Data extract ->
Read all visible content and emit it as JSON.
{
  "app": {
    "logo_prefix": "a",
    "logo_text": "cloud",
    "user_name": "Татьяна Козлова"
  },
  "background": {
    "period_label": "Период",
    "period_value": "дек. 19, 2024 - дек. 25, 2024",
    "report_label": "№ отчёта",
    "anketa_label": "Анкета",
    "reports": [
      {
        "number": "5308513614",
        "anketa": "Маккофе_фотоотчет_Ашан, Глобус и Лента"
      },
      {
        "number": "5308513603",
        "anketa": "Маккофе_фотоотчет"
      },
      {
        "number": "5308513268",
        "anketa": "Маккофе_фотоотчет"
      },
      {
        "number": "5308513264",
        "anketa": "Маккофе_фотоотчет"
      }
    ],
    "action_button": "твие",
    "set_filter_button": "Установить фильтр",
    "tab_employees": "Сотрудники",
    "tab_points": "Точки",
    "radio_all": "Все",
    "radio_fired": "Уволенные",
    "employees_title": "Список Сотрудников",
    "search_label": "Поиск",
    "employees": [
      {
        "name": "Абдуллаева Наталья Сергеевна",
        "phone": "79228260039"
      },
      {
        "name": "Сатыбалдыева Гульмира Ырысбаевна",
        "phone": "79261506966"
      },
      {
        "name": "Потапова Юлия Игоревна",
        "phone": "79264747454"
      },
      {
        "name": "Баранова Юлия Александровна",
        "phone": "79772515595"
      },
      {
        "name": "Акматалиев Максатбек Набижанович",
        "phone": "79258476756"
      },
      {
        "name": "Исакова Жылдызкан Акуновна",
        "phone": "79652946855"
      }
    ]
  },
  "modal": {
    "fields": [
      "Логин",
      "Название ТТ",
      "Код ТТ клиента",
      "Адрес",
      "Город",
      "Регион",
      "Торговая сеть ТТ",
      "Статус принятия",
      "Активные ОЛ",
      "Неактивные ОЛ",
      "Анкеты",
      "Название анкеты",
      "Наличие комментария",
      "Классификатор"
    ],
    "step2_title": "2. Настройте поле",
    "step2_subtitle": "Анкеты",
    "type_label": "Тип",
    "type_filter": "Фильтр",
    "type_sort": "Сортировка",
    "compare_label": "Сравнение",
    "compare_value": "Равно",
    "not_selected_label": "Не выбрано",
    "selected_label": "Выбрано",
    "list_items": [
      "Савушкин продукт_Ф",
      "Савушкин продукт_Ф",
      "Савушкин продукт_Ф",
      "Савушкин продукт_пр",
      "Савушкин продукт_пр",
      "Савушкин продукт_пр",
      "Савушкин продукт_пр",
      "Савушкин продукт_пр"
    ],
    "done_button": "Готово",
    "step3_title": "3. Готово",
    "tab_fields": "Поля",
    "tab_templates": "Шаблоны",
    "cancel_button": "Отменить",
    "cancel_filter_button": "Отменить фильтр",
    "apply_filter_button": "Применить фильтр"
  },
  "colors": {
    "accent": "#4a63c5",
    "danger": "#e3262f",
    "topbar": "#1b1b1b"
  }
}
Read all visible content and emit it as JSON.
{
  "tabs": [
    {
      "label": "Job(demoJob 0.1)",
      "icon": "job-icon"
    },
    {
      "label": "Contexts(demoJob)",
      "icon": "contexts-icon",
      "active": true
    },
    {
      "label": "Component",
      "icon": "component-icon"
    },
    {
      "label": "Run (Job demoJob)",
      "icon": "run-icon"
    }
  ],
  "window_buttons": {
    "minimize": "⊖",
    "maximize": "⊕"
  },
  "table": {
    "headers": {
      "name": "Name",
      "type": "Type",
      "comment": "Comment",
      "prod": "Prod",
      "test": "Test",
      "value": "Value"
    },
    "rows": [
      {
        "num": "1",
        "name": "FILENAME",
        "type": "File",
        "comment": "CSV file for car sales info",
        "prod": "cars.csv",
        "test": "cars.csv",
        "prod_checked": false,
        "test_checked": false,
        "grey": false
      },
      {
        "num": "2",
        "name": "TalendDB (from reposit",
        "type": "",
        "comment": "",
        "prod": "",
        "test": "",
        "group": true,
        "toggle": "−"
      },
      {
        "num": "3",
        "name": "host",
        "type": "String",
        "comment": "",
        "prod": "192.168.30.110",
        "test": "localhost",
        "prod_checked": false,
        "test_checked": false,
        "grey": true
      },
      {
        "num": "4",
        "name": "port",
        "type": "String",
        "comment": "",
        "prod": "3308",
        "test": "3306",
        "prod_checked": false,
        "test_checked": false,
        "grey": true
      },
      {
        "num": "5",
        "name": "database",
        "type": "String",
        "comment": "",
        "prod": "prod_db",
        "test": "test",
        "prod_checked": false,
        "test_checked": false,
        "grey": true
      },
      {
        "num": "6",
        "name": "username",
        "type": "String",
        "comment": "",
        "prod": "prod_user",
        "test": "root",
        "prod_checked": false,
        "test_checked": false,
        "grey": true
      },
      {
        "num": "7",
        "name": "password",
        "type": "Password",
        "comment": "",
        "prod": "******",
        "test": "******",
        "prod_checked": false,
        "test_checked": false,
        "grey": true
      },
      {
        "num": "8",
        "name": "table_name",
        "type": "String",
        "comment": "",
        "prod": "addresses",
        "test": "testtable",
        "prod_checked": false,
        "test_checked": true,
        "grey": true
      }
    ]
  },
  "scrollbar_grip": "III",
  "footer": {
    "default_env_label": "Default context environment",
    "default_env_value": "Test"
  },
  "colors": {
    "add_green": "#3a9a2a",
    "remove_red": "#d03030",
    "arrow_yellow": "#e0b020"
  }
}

Task objective -> Quote the data above in full, changing nothing.

Exercise output ->
Read all visible content and emit it as JSON.
{
  "app": {
    "logo_prefix": "a",
    "logo_text": "cloud",
    "user_name": "Татьяна Козлова"
  },
  "background": {
    "period_label": "Период",
    "period_value": "дек. 19, 2024 - дек. 25, 2024",
    "report_label": "№ отчёта",
    "anketa_label": "Анкета",
    "reports": [
      {
        "number": "5308513614",
        "anketa": "Маккофе_фотоотчет_Ашан, Глобус и Лента"
      },
      {
        "number": "5308513603",
        "anketa": "Маккофе_фотоотчет"
      },
      {
        "number": "5308513268",
        "anketa": "Маккофе_фотоотчет"
      },
      {
        "number": "5308513264",
        "anketa": "Маккофе_фотоотчет"
      }
    ],
    "action_button": "твие",
    "set_filter_button": "Установить фильтр",
    "tab_employees": "Сотрудники",
    "tab_points": "Точки",
    "radio_all": "Все",
    "radio_fired": "Уволенные",
    "employees_title": "Список Сотрудников",
    "search_label": "Поиск",
    "employees": [
      {
        "name": "Абдуллаева Наталья Сергеевна",
        "phone": "79228260039"
      },
      {
        "name": "Сатыбалдыева Гульмира Ырысбаевна",
        "phone": "79261506966"
      },
      {
        "name": "Потапова Юлия Игоревна",
        "phone": "79264747454"
      },
      {
        "name": "Баранова Юлия Александровна",
        "phone": "79772515595"
      },
      {
        "name": "Акматалиев Максатбек Набижанович",
        "phone": "79258476756"
      },
      {
        "name": "Исакова Жылдызкан Акуновна",
        "phone": "79652946855"
      }
    ]
  },
  "modal": {
    "fields": [
      "Логин",
      "Название ТТ",
      "Код ТТ клиента",
      "Адрес",
      "Город",
      "Регион",
      "Торговая сеть ТТ",
      "Статус принятия",
      "Активные ОЛ",
      "Неактивные ОЛ",
      "Анкеты",
      "Название анкеты",
      "Наличие комментария",
      "Классификатор"
    ],
    "step2_title": "2. Настройте поле",
    "step2_subtitle": "Анкеты",
    "type_label": "Тип",
    "type_filter": "Фильтр",
    "type_sort": "Сортировка",
    "compare_label": "Сравнение",
    "compare_value": "Равно",
    "not_selected_label": "Не выбрано",
    "selected_label": "Выбрано",
    "list_items": [
      "Савушкин продукт_Ф",
      "Савушкин продукт_Ф",
      "Савушкин продукт_Ф",
      "Савушкин продукт_пр",
      "Савушкин продукт_пр",
      "Савушкин продукт_пр",
      "Савушкин продукт_пр",
      "Савушкин продукт_пр"
    ],
    "done_button": "Готово",
    "step3_title": "3. Готово",
    "tab_fields": "Поля",
    "tab_templates": "Шаблоны",
    "cancel_button": "Отменить",
    "cancel_filter_button": "Отменить фильтр",
    "apply_filter_button": "Применить фильтр"
  },
  "colors": {
    "accent": "#4a63c5",
    "danger": "#e3262f",
    "topbar": "#1b1b1b"
  }
}
Read all visible content and emit it as JSON.
{
  "tabs": [
    {
      "label": "Job(demoJob 0.1)",
      "icon": "job-icon"
    },
    {
      "label": "Contexts(demoJob)",
      "icon": "contexts-icon",
      "active": true
    },
    {
      "label": "Component",
      "icon": "component-icon"
    },
    {
      "label": "Run (Job demoJob)",
      "icon": "run-icon"
    }
  ],
  "window_buttons": {
    "minimize": "⊖",
    "maximize": "⊕"
  },
  "table": {
    "headers": {
      "name": "Name",
      "type": "Type",
      "comment": "Comment",
      "prod": "Prod",
      "test": "Test",
      "value": "Value"
    },
    "rows": [
      {
        "num": "1",
        "name": "FILENAME",
        "type": "File",
        "comment": "CSV file for car sales info",
        "prod": "cars.csv",
        "test": "cars.csv",
        "prod_checked": false,
        "test_checked": false,
        "grey": false
      },
      {
        "num": "2",
        "name": "TalendDB (from reposit",
        "type": "",
        "comment": "",
        "prod": "",
        "test": "",
        "group": true,
        "toggle": "−"
      },
      {
        "num": "3",
        "name": "host",
        "type": "String",
        "comment": "",
        "prod": "192.168.30.110",
        "test": "localhost",
        "prod_checked": false,
        "test_checked": false,
        "grey": true
      },
      {
        "num": "4",
        "name": "port",
        "type": "String",
        "comment": "",
        "prod": "3308",
        "test": "3306",
        "prod_checked": false,
        "test_checked": false,
        "grey": true
      },
      {
        "num": "5",
        "name": "database",
        "type": "String",
        "comment": "",
        "prod": "prod_db",
        "test": "test",
        "prod_checked": false,
        "test_checked": false,
        "grey": true
      },
      {
        "num": "6",
        "name": "username",
        "type": "String",
        "comment": "",
        "prod": "prod_user",
        "test": "root",
        "prod_checked": false,
        "test_checked": false,
        "grey": true
      },
      {
        "num": "7",
        "name": "password",
        "type": "Password",
        "comment": "",
        "prod": "******",
        "test": "******",
        "prod_checked": false,
        "test_checked": false,
        "grey": true
      },
      {
        "num": "8",
        "name": "table_name",
        "type": "String",
        "comment": "",
        "prod": "addresses",
        "test": "testtable",
        "prod_checked": false,
        "test_checked": true,
        "grey": true
      }
    ]
  },
  "scrollbar_grip": "III",
  "footer": {
    "default_env_label": "Default context environment",
    "default_env_value": "Test"
  },
  "colors": {
    "add_green": "#3a9a2a",
    "remove_red": "#d03030",
    "arrow_yellow": "#e0b020"
  }
}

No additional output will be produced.